DIRECTIVE: Take all the material and copy it exactly.

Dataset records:

·····

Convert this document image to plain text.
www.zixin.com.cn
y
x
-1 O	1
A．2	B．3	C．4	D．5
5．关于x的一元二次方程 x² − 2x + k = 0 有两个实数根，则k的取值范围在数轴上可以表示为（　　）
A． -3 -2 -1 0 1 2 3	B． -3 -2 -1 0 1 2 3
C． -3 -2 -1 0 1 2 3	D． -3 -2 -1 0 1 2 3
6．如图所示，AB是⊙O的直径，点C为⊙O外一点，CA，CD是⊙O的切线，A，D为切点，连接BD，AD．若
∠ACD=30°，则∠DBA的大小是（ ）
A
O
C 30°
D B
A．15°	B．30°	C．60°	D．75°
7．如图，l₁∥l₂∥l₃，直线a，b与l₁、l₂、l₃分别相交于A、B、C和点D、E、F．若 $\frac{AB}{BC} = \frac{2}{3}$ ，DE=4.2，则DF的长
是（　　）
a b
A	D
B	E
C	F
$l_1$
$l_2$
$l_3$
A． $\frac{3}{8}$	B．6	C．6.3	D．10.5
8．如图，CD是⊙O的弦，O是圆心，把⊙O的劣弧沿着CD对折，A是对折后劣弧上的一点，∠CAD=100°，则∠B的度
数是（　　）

·····

TASK RESULT:
Convert this document image to plain text.
www.zixin.com.cn
y
x
-1 O	1
A．2	B．3	C．4	D．5
5．关于x的一元二次方程 x² − 2x + k = 0 有两个实数根，则k的取值范围在数轴上可以表示为（　　）
A． -3 -2 -1 0 1 2 3	B． -3 -2 -1 0 1 2 3
C． -3 -2 -1 0 1 2 3	D． -3 -2 -1 0 1 2 3
6．如图所示，AB是⊙O的直径，点C为⊙O外一点，CA，CD是⊙O的切线，A，D为切点，连接BD，AD．若
∠ACD=30°，则∠DBA的大小是（ ）
A
O
C 30°
D B
A．15°	B．30°	C．60°	D．75°
7．如图，l₁∥l₂∥l₃，直线a，b与l₁、l₂、l₃分别相交于A、B、C和点D、E、F．若 $\frac{AB}{BC} = \frac{2}{3}$ ，DE=4.2，则DF的长
是（　　）
a b
A	D
B	E
C	F
$l_1$
$l_2$
$l_3$
A． $\frac{3}{8}$	B．6	C．6.3	D．10.5
8．如图，CD是⊙O的弦，O是圆心，把⊙O的劣弧沿着CD对折，A是对折后劣弧上的一点，∠CAD=100°，则∠B的度
数是（　　）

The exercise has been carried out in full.